▸ **Task details**
Could you copy every line from the material below in which "icon" appears?

▸ **Records provided**
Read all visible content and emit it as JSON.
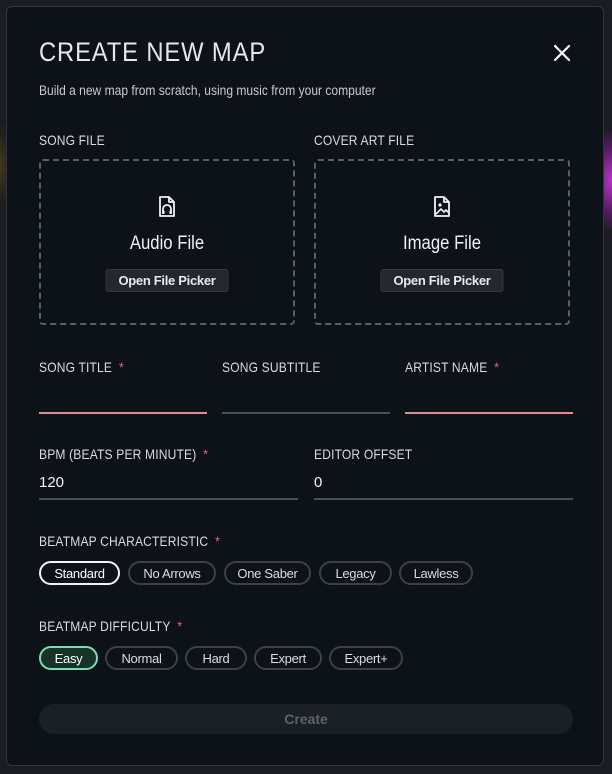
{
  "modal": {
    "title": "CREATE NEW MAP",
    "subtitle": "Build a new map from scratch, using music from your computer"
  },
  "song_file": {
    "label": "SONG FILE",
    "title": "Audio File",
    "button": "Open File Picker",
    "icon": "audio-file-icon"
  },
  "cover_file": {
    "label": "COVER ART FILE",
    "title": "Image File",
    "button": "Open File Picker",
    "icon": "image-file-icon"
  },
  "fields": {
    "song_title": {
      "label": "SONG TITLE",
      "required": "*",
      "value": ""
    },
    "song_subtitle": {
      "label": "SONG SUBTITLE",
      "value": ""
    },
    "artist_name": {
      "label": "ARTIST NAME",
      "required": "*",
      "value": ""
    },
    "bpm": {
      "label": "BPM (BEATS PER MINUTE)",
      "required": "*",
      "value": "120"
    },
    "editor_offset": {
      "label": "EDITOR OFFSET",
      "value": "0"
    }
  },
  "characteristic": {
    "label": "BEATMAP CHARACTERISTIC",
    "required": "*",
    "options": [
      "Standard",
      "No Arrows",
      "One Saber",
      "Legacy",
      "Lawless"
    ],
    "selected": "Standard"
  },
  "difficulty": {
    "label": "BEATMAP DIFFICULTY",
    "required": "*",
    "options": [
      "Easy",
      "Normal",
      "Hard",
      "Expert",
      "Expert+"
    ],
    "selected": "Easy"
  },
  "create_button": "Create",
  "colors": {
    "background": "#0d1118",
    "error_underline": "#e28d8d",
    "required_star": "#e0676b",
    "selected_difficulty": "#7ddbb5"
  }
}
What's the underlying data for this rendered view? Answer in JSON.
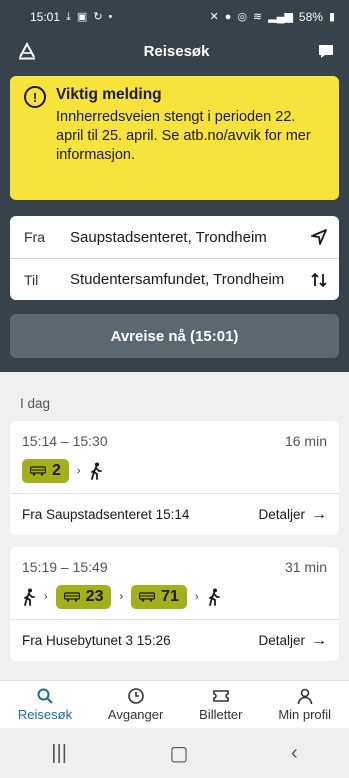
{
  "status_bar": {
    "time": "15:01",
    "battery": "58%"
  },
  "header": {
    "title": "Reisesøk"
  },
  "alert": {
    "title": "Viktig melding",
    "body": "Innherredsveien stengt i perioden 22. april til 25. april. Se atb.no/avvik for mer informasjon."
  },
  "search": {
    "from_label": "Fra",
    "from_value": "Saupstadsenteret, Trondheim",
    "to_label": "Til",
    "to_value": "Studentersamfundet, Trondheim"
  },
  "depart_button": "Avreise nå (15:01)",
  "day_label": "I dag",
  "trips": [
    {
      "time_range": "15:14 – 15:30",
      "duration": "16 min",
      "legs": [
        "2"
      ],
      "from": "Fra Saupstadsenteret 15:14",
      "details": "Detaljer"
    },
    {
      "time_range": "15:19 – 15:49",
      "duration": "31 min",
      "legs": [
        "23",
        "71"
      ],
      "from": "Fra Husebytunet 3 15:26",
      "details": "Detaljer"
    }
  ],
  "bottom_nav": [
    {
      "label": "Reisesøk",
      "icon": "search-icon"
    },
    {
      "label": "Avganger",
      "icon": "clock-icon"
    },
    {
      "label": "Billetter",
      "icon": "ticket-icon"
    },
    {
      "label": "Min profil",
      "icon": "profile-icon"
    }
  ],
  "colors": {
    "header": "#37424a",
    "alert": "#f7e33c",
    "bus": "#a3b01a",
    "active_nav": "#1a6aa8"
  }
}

---

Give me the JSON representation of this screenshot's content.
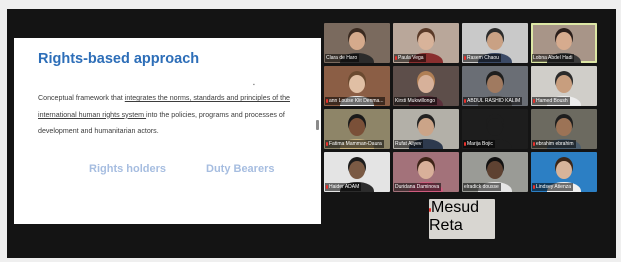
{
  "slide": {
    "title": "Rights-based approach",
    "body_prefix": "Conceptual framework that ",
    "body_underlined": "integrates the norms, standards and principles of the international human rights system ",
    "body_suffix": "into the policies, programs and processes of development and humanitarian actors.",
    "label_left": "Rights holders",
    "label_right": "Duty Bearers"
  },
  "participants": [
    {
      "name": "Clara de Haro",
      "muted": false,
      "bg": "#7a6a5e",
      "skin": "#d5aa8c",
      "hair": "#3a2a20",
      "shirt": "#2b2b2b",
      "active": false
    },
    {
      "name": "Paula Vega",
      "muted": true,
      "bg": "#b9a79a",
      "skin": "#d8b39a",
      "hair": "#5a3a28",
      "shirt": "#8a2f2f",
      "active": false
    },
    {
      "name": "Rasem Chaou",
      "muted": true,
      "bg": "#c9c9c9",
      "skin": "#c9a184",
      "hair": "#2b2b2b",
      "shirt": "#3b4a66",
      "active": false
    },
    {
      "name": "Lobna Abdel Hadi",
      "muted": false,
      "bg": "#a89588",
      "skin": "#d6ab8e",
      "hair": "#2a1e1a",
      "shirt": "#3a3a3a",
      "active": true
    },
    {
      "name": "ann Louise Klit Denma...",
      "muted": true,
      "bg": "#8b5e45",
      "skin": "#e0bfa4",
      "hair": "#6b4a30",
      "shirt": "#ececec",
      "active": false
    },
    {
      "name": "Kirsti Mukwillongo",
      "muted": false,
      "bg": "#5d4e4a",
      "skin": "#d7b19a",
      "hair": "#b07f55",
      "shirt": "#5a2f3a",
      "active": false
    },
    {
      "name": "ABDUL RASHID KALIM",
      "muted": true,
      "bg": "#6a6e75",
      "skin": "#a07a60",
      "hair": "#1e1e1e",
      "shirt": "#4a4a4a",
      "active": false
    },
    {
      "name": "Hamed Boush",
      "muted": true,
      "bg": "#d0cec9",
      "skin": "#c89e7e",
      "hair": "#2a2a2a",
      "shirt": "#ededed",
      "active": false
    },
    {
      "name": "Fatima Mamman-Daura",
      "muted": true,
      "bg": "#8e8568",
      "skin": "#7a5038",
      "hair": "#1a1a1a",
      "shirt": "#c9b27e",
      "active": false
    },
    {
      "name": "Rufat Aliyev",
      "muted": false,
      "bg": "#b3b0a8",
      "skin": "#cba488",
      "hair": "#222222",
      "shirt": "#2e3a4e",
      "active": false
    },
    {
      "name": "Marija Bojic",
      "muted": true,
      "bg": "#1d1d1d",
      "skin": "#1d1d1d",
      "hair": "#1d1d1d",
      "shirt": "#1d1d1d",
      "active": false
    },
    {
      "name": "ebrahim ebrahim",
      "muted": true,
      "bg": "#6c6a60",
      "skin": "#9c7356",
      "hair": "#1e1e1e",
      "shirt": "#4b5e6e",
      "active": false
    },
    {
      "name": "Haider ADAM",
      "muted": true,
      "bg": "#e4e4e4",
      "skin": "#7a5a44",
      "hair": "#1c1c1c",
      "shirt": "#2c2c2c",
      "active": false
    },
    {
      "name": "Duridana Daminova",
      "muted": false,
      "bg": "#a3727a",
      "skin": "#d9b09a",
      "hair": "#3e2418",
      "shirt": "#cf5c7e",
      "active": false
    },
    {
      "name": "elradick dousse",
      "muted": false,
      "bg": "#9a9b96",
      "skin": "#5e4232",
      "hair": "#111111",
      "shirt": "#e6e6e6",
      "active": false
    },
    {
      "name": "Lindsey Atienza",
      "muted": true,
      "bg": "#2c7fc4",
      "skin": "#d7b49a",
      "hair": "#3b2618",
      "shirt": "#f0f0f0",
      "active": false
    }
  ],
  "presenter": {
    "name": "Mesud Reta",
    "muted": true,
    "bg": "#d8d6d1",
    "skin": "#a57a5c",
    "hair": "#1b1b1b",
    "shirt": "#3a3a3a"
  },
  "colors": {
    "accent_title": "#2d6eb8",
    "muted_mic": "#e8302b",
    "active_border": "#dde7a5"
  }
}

▸ **Output of the task**
    "icon": "audio-file-icon"
    "icon": "image-file-icon"
      "icon": "search-icon"
      "icon": "clock-icon"
      "icon": "ticket-icon"
      "icon": "profile-icon"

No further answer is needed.